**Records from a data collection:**
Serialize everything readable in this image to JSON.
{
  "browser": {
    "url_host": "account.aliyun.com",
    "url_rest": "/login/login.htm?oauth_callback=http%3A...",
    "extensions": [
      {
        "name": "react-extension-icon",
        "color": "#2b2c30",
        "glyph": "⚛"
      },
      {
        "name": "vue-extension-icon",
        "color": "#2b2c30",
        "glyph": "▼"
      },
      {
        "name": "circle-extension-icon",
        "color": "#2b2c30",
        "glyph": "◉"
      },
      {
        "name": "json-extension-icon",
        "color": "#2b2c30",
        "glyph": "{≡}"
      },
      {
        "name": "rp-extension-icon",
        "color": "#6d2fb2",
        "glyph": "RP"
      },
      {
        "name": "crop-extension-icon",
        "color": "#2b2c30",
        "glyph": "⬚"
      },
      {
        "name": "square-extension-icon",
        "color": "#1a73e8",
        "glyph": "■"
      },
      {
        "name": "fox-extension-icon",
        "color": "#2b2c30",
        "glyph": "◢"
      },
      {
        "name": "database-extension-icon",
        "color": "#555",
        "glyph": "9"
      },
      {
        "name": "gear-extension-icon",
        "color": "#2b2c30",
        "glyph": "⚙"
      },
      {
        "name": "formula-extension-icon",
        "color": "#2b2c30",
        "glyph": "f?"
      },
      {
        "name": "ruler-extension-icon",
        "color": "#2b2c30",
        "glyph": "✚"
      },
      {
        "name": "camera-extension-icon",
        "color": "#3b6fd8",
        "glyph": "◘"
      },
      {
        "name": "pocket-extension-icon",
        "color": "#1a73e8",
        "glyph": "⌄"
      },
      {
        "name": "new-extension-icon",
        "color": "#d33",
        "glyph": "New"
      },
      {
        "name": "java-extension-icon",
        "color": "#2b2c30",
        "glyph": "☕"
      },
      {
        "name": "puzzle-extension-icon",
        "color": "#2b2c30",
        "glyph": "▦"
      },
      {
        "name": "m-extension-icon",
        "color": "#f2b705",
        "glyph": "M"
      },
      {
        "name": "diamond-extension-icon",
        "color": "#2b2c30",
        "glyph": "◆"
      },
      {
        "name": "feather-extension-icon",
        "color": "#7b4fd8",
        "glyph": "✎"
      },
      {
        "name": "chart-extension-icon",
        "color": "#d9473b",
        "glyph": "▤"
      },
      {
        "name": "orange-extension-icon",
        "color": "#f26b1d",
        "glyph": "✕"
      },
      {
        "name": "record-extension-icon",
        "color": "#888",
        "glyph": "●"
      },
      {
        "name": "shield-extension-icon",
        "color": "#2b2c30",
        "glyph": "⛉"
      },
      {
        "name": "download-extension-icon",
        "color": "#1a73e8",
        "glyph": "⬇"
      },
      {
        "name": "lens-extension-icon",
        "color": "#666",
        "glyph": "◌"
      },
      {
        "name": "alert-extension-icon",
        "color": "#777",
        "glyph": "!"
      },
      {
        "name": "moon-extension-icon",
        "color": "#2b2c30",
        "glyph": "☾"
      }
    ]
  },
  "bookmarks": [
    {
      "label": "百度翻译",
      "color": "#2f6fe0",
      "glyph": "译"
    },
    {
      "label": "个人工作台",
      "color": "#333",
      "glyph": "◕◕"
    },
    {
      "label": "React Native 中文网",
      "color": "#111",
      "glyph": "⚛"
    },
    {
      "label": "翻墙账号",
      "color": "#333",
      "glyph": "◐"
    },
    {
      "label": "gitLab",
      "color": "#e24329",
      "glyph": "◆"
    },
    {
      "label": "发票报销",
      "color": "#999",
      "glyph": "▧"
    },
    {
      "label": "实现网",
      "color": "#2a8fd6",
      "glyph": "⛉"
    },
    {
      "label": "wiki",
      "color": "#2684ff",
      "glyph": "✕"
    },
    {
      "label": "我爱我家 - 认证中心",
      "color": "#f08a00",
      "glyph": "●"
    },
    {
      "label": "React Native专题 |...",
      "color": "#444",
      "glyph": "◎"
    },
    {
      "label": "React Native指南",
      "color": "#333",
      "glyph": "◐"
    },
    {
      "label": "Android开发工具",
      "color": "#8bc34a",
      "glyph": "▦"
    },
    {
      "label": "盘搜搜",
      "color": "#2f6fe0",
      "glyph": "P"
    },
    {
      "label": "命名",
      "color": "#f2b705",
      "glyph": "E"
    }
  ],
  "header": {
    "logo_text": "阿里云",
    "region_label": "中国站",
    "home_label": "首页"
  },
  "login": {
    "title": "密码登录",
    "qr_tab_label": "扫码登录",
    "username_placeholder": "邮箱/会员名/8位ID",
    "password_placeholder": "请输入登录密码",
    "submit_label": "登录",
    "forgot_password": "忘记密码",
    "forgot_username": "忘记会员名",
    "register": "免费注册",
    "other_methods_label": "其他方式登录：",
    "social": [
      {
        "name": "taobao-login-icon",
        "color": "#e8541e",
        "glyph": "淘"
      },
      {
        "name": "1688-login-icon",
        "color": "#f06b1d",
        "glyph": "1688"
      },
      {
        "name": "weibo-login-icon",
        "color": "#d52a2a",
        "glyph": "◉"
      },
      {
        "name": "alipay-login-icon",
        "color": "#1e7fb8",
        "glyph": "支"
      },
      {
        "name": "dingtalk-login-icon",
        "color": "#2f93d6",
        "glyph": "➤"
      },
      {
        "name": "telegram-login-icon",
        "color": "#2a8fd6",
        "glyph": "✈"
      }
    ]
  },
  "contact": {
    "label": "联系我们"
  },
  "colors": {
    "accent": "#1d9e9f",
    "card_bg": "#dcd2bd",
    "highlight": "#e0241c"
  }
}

**WHAT YOU HAVE TO DO:** All lines of the data above that include the word "login" must be shown.

**THE OUTPUT:**
    "url_rest": "/login/login.htm?oauth_callback=http%3A...",
  "login": {
        "name": "taobao-login-icon",
        "name": "1688-login-icon",
        "name": "weibo-login-icon",
        "name": "alipay-login-icon",
        "name": "dingtalk-login-icon",
        "name": "telegram-login-icon",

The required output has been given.